▶ _GIVEN REQUEST_
Restate the full set of records exactly, word for word.

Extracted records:
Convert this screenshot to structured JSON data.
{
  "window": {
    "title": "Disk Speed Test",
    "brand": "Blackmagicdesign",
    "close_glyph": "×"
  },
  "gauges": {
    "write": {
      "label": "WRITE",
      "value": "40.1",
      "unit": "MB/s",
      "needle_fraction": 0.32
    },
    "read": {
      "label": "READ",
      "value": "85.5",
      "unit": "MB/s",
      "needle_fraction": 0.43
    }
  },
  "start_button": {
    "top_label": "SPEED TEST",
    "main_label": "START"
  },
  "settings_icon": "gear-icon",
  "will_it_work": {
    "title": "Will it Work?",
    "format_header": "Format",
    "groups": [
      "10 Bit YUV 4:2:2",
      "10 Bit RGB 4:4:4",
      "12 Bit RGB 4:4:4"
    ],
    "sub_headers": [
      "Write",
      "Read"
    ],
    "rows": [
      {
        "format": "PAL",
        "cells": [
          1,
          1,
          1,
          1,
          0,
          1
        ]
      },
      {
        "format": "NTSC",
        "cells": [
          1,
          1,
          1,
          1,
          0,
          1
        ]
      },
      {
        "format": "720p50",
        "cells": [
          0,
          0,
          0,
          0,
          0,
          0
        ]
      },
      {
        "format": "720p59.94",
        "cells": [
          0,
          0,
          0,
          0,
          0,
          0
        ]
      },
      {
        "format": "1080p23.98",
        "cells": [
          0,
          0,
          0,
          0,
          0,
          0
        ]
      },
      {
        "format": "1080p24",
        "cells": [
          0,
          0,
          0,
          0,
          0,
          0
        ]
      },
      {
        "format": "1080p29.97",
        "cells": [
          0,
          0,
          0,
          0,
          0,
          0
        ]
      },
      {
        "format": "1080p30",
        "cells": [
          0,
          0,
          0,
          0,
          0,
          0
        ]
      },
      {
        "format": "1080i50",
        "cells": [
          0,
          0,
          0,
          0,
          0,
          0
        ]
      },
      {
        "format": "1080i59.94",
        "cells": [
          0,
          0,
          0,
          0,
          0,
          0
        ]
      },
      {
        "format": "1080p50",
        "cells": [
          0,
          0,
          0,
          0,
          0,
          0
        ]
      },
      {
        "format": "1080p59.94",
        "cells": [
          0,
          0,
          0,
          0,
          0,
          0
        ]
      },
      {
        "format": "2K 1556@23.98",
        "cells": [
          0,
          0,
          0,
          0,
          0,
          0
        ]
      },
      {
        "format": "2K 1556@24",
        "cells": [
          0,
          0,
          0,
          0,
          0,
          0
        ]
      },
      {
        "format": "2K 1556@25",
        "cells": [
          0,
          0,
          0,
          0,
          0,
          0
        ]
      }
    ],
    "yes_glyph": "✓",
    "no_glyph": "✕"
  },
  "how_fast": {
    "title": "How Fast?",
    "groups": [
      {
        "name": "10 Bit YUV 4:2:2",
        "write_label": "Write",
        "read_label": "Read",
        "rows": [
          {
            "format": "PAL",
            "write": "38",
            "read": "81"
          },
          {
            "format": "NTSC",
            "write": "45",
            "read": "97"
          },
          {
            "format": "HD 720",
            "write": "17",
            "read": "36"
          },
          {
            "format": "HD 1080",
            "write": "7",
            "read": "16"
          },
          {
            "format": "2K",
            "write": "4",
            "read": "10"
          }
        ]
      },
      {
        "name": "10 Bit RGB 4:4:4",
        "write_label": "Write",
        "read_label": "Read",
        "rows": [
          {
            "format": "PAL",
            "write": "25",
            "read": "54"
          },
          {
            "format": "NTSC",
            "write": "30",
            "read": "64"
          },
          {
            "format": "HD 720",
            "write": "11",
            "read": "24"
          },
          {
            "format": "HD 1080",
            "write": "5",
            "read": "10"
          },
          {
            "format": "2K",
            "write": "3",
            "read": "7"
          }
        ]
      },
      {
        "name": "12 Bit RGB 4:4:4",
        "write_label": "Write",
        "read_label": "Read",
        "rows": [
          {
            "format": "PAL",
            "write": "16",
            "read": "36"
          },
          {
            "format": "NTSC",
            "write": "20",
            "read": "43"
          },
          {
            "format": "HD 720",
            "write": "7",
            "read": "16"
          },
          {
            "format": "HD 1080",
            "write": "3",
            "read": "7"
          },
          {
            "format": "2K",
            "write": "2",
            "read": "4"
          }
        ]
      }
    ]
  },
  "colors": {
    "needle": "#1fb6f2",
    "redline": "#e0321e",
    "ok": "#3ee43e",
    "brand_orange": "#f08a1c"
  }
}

▶ _FULL ANSWER_
Convert this screenshot to structured JSON data.
{
  "window": {
    "title": "Disk Speed Test",
    "brand": "Blackmagicdesign",
    "close_glyph": "×"
  },
  "gauges": {
    "write": {
      "label": "WRITE",
      "value": "40.1",
      "unit": "MB/s",
      "needle_fraction": 0.32
    },
    "read": {
      "label": "READ",
      "value": "85.5",
      "unit": "MB/s",
      "needle_fraction": 0.43
    }
  },
  "start_button": {
    "top_label": "SPEED TEST",
    "main_label": "START"
  },
  "settings_icon": "gear-icon",
  "will_it_work": {
    "title": "Will it Work?",
    "format_header": "Format",
    "groups": [
      "10 Bit YUV 4:2:2",
      "10 Bit RGB 4:4:4",
      "12 Bit RGB 4:4:4"
    ],
    "sub_headers": [
      "Write",
      "Read"
    ],
    "rows": [
      {
        "format": "PAL",
        "cells": [
          1,
          1,
          1,
          1,
          0,
          1
        ]
      },
      {
        "format": "NTSC",
        "cells": [
          1,
          1,
          1,
          1,
          0,
          1
        ]
      },
      {
        "format": "720p50",
        "cells": [
          0,
          0,
          0,
          0,
          0,
          0
        ]
      },
      {
        "format": "720p59.94",
        "cells": [
          0,
          0,
          0,
          0,
          0,
          0
        ]
      },
      {
        "format": "1080p23.98",
        "cells": [
          0,
          0,
          0,
          0,
          0,
          0
        ]
      },
      {
        "format": "1080p24",
        "cells": [
          0,
          0,
          0,
          0,
          0,
          0
        ]
      },
      {
        "format": "1080p29.97",
        "cells": [
          0,
          0,
          0,
          0,
          0,
          0
        ]
      },
      {
        "format": "1080p30",
        "cells": [
          0,
          0,
          0,
          0,
          0,
          0
        ]
      },
      {
        "format": "1080i50",
        "cells": [
          0,
          0,
          0,
          0,
          0,
          0
        ]
      },
      {
        "format": "1080i59.94",
        "cells": [
          0,
          0,
          0,
          0,
          0,
          0
        ]
      },
      {
        "format": "1080p50",
        "cells": [
          0,
          0,
          0,
          0,
          0,
          0
        ]
      },
      {
        "format": "1080p59.94",
        "cells": [
          0,
          0,
          0,
          0,
          0,
          0
        ]
      },
      {
        "format": "2K 1556@23.98",
        "cells": [
          0,
          0,
          0,
          0,
          0,
          0
        ]
      },
      {
        "format": "2K 1556@24",
        "cells": [
          0,
          0,
          0,
          0,
          0,
          0
        ]
      },
      {
        "format": "2K 1556@25",
        "cells": [
          0,
          0,
          0,
          0,
          0,
          0
        ]
      }
    ],
    "yes_glyph": "✓",
    "no_glyph": "✕"
  },
  "how_fast": {
    "title": "How Fast?",
    "groups": [
      {
        "name": "10 Bit YUV 4:2:2",
        "write_label": "Write",
        "read_label": "Read",
        "rows": [
          {
            "format": "PAL",
            "write": "38",
            "read": "81"
          },
          {
            "format": "NTSC",
            "write": "45",
            "read": "97"
          },
          {
            "format": "HD 720",
            "write": "17",
            "read": "36"
          },
          {
            "format": "HD 1080",
            "write": "7",
            "read": "16"
          },
          {
            "format": "2K",
            "write": "4",
            "read": "10"
          }
        ]
      },
      {
        "name": "10 Bit RGB 4:4:4",
        "write_label": "Write",
        "read_label": "Read",
        "rows": [
          {
            "format": "PAL",
            "write": "25",
            "read": "54"
          },
          {
            "format": "NTSC",
            "write": "30",
            "read": "64"
          },
          {
            "format": "HD 720",
            "write": "11",
            "read": "24"
          },
          {
            "format": "HD 1080",
            "write": "5",
            "read": "10"
          },
          {
            "format": "2K",
            "write": "3",
            "read": "7"
          }
        ]
      },
      {
        "name": "12 Bit RGB 4:4:4",
        "write_label": "Write",
        "read_label": "Read",
        "rows": [
          {
            "format": "PAL",
            "write": "16",
            "read": "36"
          },
          {
            "format": "NTSC",
            "write": "20",
            "read": "43"
          },
          {
            "format": "HD 720",
            "write": "7",
            "read": "16"
          },
          {
            "format": "HD 1080",
            "write": "3",
            "read": "7"
          },
          {
            "format": "2K",
            "write": "2",
            "read": "4"
          }
        ]
      }
    ]
  },
  "colors": {
    "needle": "#1fb6f2",
    "redline": "#e0321e",
    "ok": "#3ee43e",
    "brand_orange": "#f08a1c"
  }
}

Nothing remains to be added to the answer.